__Exercise details__:
Write every record out again exactly, and keep images out of it.

__Provided records__:

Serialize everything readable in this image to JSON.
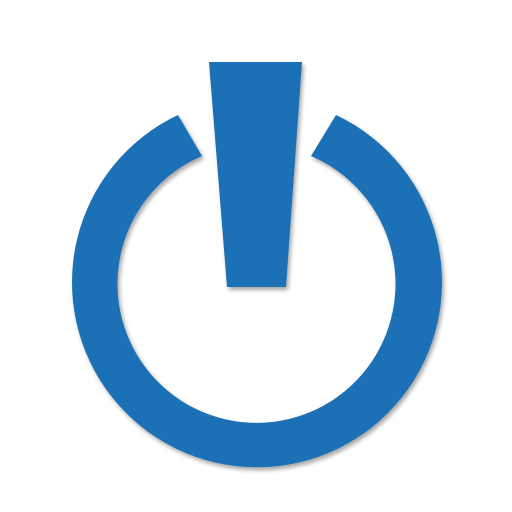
{
  "icon": {
    "name": "power-icon",
    "color": "#1a6fb5",
    "shadow_color": "#00000033"
  }
}
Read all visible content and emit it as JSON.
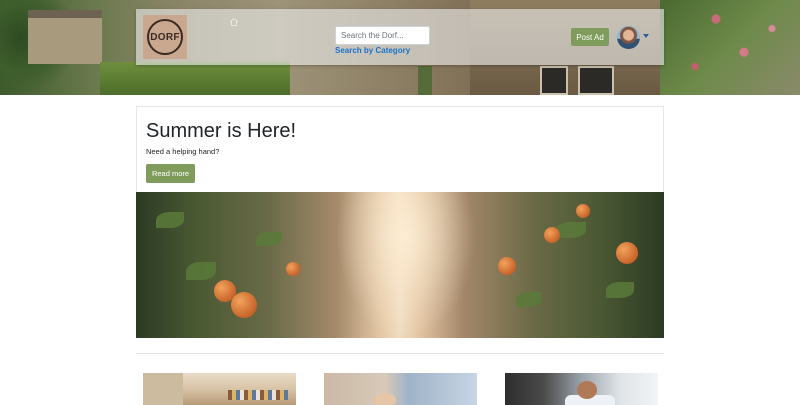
{
  "header": {
    "logo_text": "DORF",
    "search": {
      "placeholder": "Search the Dorf...",
      "value": ""
    },
    "category_link": "Search by Category",
    "post_ad_label": "Post Ad",
    "icons": [
      "home-icon",
      "avatar",
      "caret-down-icon"
    ]
  },
  "promo": {
    "title": "Summer is Here!",
    "subtitle": "Need a helping hand?",
    "button_label": "Read more"
  },
  "colors": {
    "accent_green": "#7f9c5c",
    "link_blue": "#1a73c9",
    "text_dark": "#212529",
    "logo_bg": "#c9a88f"
  }
}
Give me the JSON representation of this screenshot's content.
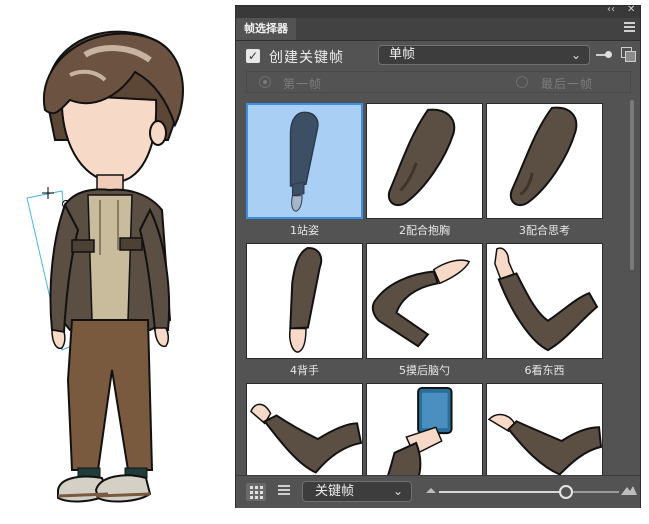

__Output of the task__:
Serialize everything readable in this image to JSON.
{
  "icon": {
    "name": "power-icon",
    "color": "#1a6fb5",
    "shadow_color": "#00000033"
  }
}
Read all visible content and emit it as JSON.
{
  "header": {
    "logo_text": "DORF",
    "search": {
      "placeholder": "Search the Dorf...",
      "value": ""
    },
    "category_link": "Search by Category",
    "post_ad_label": "Post Ad",
    "icons": [
      "home-icon",
      "avatar",
      "caret-down-icon"
    ]
  },
  "promo": {
    "title": "Summer is Here!",
    "subtitle": "Need a helping hand?",
    "button_label": "Read more"
  },
  "colors": {
    "accent_green": "#7f9c5c",
    "link_blue": "#1a73c9",
    "text_dark": "#212529",
    "logo_bg": "#c9a88f"
  }
}
Give me the JSON representation of this screenshot's content.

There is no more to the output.